[START]
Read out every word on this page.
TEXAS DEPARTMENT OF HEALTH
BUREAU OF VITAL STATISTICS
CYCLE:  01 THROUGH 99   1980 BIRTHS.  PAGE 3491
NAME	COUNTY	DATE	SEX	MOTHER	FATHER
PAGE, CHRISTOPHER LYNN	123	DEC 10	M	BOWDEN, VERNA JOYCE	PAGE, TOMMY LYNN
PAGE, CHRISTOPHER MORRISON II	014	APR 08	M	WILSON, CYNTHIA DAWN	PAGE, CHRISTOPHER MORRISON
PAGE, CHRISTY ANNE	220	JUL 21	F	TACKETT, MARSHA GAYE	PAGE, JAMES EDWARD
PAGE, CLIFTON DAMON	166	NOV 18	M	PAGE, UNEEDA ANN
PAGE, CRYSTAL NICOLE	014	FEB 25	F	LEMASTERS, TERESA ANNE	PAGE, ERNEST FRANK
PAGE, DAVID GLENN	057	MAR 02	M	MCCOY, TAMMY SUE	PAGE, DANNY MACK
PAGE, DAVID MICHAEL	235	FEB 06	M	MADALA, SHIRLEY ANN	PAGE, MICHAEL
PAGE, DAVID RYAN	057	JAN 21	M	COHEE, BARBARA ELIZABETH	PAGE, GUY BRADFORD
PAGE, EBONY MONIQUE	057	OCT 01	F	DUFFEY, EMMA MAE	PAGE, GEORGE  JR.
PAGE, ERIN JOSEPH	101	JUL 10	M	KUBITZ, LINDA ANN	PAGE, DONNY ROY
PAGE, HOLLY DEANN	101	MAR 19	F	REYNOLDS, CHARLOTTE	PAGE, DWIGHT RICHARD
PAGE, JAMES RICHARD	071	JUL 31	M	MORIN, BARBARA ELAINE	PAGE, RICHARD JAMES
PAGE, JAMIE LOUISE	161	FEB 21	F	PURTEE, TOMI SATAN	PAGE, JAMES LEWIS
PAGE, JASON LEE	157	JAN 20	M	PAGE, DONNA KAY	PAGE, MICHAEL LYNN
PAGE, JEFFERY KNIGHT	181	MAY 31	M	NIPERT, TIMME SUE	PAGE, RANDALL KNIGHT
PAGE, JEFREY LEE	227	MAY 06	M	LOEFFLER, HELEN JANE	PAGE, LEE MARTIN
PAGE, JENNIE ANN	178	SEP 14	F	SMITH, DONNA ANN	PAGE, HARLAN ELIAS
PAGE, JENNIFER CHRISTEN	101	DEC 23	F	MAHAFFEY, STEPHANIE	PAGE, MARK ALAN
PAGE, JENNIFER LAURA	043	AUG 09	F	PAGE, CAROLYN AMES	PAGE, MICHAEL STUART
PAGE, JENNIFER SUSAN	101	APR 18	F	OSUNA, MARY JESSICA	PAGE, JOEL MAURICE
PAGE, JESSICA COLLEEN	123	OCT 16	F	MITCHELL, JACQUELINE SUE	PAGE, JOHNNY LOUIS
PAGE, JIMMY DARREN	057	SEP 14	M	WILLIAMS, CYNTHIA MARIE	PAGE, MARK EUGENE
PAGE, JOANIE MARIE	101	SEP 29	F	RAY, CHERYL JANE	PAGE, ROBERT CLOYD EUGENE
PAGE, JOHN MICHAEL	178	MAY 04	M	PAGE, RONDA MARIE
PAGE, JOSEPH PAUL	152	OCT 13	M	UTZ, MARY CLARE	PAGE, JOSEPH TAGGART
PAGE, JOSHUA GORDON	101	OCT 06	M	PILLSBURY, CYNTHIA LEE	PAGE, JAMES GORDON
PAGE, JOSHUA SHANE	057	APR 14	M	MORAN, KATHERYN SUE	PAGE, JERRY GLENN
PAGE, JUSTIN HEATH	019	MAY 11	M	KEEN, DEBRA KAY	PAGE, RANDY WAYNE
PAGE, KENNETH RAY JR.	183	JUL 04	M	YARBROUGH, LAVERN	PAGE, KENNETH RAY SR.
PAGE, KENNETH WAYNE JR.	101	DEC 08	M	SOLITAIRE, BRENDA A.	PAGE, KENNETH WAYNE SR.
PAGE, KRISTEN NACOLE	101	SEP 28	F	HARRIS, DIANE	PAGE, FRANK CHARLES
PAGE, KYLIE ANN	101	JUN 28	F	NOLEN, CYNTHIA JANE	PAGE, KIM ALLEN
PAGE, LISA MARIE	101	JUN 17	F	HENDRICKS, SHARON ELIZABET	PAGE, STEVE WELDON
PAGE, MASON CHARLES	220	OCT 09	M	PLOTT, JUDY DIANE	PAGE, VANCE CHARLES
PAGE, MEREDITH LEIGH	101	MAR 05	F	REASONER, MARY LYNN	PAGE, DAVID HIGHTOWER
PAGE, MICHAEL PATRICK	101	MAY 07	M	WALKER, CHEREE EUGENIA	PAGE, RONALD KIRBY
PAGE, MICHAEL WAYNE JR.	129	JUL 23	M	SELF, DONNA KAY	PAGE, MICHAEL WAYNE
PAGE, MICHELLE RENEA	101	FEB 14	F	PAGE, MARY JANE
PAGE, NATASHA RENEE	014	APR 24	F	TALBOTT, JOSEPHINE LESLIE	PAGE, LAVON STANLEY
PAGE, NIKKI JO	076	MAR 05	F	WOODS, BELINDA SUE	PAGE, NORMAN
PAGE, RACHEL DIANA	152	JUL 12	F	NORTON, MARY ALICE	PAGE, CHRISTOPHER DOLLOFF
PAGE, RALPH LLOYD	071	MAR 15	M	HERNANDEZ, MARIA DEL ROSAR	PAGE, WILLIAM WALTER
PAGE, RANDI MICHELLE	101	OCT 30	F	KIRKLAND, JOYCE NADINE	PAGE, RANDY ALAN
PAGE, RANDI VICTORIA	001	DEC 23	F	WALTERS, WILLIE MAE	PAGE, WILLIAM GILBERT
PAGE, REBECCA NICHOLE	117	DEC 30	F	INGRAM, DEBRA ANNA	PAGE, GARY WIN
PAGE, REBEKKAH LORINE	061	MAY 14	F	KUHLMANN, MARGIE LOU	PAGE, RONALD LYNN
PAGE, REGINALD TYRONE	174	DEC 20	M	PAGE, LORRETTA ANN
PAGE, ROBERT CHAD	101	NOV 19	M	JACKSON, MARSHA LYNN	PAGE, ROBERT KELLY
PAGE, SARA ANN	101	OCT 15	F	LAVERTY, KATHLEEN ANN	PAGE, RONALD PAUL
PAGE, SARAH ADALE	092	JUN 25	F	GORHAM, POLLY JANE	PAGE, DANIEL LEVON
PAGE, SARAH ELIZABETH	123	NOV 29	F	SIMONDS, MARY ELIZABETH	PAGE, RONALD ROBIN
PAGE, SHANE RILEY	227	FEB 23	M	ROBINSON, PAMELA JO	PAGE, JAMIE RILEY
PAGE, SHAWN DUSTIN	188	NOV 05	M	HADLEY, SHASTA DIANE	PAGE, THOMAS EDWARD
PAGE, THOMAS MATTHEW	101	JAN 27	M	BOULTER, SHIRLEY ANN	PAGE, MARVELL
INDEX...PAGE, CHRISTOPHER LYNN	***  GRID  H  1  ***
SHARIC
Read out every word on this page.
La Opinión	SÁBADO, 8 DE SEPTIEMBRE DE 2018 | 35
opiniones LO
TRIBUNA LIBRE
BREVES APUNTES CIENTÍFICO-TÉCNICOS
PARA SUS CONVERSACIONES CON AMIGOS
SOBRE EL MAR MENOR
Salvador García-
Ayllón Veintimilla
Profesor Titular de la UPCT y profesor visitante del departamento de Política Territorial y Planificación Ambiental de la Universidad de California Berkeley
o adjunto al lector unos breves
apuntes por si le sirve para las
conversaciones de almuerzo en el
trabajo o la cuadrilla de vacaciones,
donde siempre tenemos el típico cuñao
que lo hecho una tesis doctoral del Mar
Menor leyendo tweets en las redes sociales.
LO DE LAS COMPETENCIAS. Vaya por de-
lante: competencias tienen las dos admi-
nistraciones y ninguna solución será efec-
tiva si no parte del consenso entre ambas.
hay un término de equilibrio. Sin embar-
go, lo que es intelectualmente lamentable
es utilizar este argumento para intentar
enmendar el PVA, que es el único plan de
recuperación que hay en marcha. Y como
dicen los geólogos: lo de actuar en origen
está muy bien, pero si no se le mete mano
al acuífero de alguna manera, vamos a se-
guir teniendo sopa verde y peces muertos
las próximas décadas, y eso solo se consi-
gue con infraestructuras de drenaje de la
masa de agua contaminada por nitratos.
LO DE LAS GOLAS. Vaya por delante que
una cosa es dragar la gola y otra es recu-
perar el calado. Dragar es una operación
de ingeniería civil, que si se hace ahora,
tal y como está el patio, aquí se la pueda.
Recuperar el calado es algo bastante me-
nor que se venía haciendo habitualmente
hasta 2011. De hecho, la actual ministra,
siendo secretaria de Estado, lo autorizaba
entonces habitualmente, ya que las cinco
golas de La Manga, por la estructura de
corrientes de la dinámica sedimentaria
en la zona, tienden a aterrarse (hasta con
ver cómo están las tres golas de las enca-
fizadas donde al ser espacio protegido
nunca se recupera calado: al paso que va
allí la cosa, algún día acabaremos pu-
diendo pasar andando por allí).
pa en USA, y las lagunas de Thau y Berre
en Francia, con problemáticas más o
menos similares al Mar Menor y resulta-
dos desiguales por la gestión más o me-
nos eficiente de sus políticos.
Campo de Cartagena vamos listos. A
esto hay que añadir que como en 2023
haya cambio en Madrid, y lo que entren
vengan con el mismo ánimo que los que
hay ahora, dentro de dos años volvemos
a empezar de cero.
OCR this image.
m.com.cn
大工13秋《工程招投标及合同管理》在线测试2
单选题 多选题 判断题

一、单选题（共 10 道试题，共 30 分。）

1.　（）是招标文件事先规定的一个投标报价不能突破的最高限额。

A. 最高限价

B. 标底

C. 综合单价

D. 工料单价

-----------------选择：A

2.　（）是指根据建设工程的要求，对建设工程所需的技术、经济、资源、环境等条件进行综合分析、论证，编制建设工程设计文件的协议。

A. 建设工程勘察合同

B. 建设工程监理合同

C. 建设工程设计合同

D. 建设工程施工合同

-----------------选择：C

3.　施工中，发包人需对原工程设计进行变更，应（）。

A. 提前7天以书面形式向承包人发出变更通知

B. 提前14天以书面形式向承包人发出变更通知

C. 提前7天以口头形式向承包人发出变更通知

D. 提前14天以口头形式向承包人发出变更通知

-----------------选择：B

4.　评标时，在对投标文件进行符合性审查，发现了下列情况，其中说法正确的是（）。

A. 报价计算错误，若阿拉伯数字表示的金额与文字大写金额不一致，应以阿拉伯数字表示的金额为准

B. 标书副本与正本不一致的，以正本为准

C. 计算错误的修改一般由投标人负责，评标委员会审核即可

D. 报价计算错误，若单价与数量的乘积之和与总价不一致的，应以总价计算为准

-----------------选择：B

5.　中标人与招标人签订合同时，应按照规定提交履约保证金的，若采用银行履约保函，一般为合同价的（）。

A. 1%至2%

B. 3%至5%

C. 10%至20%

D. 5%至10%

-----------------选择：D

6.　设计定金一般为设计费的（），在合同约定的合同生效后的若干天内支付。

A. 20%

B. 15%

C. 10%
[END]
Keep only those lines of the records that hold "RICHARD", and return them.

PAGE, HOLLY DEANN	101	MAR 19	F	REYNOLDS, CHARLOTTE	PAGE, DWIGHT RICHARD
PAGE, JAMES RICHARD	071	JUL 31	M	MORIN, BARBARA ELAINE	PAGE, RICHARD JAMES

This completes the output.